:: Texte présenté ::
REVUE DE LA CRITIQUE.


Nous nous sommes livrés aux plus longues et aux plus consciencieuses recherches dans les journaux de l’époque, et nous avons été insuffisamment récompensés de tant d’efforts obstinés. Peut-être découvrirait-on les motifs de cette réserve des journaux dans les dernières lignes de la préface d’avril 1823 ; Victor Hugo la terminait « lorsque son libraire, au moment d’envoyer l’ouvrage aux journaux, est venu lui demander pour eux quelques petits articles de complaisance sur son propre ouvrage, ajoutant, pour dissiper tous les scrupules de l’auteur, que son écriture ne serait pas compromise, et qu’il les recopierait lui-même. Ce dernier trait lui a semblé touchant. Comme il paraît qu’en ce siècle tout lumineux, chacun se fait un devoir d’éclairer son prochain sur ses qualités et perfections personnelles, chose dont nul n’est mieux instruit que leur propriétaire ; comme, d’ailleurs, cette dernière tentation est assez forte, l’auteur croit, dans le cas où il y succomberait, devoir prévenir le public de ne jamais croire qu’à demi tout ce que les journaux lui diront de son ouvrage. »

Victor Hugo, jeune, ardent, croyait que la publicité ne devait pas plus être sollicitée que la critique. Mais grâce à ce désintéressement, et surtout à son désir de garder l’anonyme, il n’est pas surprenant que les journaux aient été avares de commentaires.

Le Réveil.

Voici une composition nouvelle, visiblement empreinte du génie original de sir Walter Scott, et que sans doute ne désavouerait pas ce romancier célèbre. Si un intérêt prodigieux, des scènes et des situations neuves et originales, des effets heureusement combinés, un tableau fidèle des mœurs et des lieux sont les qualités d’un genre littéraire moins frivole qu’on ne pense, nous osons affirmer que ce nouveau roman mérite entre tous une situation particulière. Nous ne doutons pas que beaucoup ne le placent tout à côté des œuvres de l’honorable baronnet anglais, et peut-être au-dessus.

:: Données affichées ::
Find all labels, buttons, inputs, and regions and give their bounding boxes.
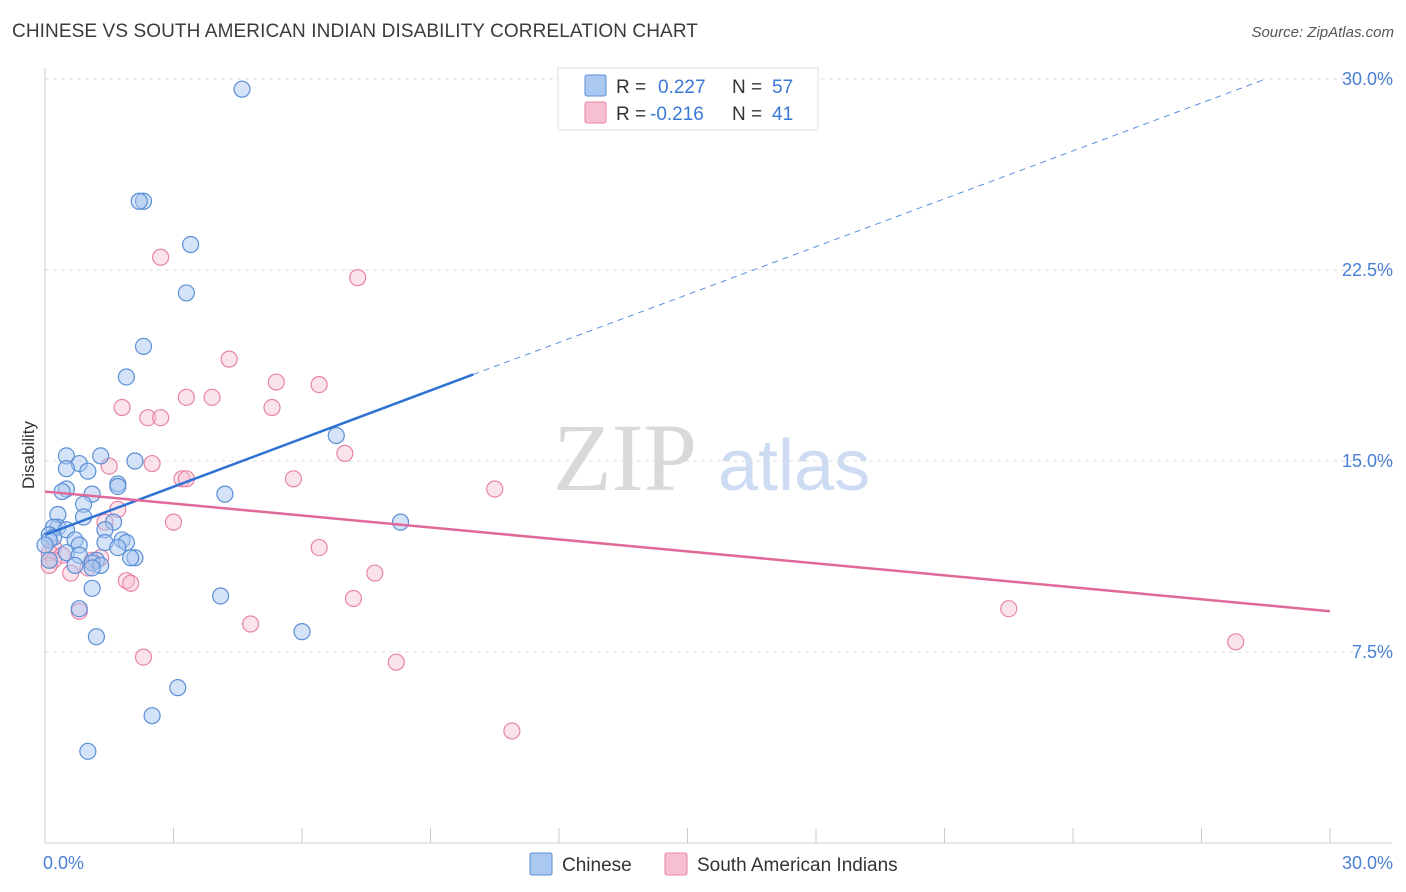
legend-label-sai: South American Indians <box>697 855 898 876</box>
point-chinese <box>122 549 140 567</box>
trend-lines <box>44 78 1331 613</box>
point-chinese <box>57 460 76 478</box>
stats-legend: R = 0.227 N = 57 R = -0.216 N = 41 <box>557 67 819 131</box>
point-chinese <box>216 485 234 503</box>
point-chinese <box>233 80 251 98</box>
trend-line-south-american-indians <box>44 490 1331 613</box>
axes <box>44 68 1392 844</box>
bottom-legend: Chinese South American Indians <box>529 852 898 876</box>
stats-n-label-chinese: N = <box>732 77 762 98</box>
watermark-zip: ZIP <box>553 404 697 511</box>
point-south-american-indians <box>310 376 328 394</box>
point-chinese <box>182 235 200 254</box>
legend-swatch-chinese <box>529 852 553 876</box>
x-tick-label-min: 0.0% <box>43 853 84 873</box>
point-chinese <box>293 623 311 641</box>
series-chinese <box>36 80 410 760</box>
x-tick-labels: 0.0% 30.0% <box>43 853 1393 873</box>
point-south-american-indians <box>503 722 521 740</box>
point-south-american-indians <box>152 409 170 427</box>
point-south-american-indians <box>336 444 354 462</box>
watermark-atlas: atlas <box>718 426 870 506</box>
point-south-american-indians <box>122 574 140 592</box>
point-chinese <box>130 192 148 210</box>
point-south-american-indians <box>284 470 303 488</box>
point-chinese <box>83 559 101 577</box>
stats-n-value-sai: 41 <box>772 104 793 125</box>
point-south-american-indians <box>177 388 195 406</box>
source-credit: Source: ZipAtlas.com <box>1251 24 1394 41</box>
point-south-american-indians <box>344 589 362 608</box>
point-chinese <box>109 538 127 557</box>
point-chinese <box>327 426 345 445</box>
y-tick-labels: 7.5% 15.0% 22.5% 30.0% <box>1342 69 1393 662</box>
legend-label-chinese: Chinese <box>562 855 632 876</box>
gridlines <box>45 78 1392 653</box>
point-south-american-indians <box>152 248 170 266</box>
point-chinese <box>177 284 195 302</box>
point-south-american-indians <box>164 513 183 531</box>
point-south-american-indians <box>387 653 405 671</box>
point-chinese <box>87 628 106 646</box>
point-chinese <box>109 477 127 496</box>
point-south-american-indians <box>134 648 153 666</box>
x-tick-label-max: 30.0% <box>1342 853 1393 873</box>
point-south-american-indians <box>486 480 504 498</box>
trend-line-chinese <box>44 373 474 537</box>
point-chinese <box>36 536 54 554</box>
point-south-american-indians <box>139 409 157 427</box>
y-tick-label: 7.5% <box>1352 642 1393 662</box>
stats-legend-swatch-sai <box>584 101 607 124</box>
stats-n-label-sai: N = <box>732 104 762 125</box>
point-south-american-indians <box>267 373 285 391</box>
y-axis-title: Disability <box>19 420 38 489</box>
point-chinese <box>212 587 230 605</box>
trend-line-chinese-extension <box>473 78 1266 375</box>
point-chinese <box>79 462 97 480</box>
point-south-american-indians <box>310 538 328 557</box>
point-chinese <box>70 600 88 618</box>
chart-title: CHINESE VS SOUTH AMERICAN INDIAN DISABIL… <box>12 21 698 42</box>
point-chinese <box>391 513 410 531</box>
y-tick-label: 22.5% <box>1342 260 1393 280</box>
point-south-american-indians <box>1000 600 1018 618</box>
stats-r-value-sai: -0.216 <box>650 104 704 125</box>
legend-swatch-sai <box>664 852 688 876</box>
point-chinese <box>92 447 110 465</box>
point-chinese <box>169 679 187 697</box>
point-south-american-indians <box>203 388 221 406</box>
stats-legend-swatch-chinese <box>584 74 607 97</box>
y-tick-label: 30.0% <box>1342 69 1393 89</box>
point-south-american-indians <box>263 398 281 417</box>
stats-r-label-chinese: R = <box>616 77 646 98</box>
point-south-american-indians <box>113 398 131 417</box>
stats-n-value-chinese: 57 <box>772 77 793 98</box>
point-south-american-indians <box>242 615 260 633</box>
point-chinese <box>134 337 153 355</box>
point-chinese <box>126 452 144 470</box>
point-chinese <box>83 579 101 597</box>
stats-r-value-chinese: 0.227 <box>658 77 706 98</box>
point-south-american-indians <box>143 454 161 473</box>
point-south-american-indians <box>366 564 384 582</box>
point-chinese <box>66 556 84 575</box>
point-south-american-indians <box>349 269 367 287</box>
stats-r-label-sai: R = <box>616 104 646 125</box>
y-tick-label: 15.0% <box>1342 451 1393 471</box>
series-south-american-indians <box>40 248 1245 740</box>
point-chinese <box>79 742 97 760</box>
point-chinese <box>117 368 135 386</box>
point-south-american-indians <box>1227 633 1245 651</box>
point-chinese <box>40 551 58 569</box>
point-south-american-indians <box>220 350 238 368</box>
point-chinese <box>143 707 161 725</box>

* * *

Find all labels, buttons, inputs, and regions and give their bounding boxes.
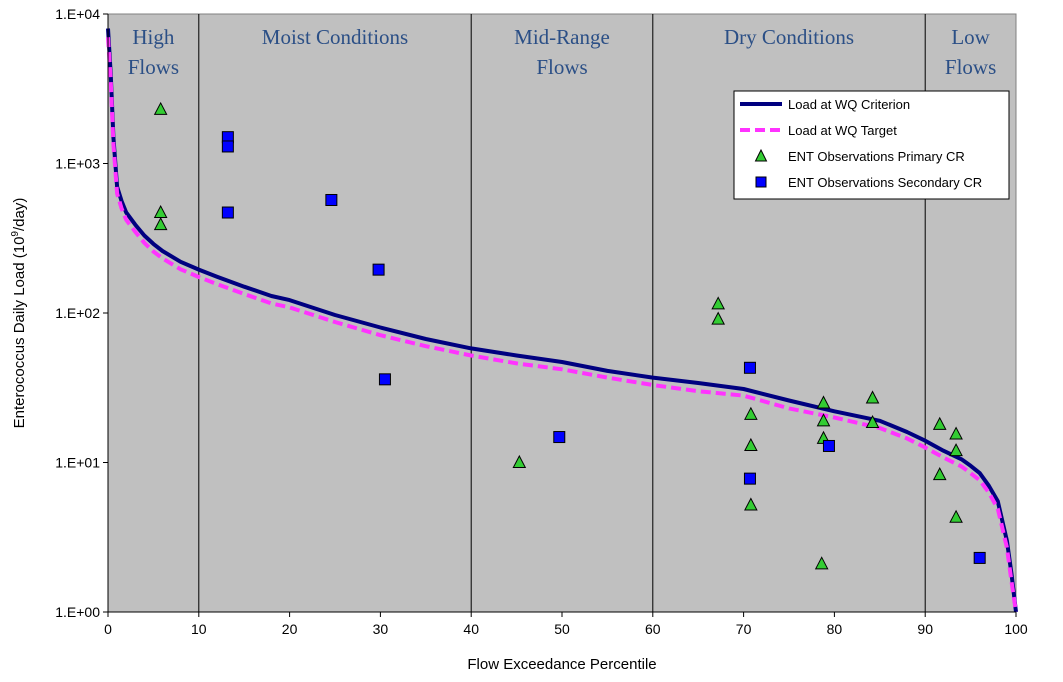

:: Série d'exercices ::
**A)** D'après l'extrait « Revue de la critique », qu'est-ce que le libraire proposait de faire pour que l'écriture de l'auteur ne soit pas compromise ?
**B)** Reproduisez fidèlement le passage de l'extrait « Revue de la critique » qui s'ouvre sur les mots « Victor Hugo, jeune, ardent, croyait » et se ferme sur « avares de commentaires. ».
**C)** Résumez en une phrase le paragraphe de l'extrait « Revue de la critique » qui commence par « Victor Hugo, jeune, ardent », en gardant ses faits principaux.
Les données n'ont aucun rôle dans ce travail.

:: Corrigés par exercice ::
**A)** Il proposait de recopier lui-même les articles.

**B)**
Victor Hugo, jeune, ardent, croyait que la publicité ne devait pas plus être sollicitée que la critique. Mais grâce à ce désintéressement, et surtout à son désir de garder l’anonyme, il n’est pas surprenant que les journaux aient été avares de commentaires.

**C)** Jeune et ardent, Victor Hugo pensait qu'il ne fallait solliciter ni la publicité ni la critique, et ce désintéressement, joint à son désir de rester anonyme, explique que les journaux aient été avares de commentaires.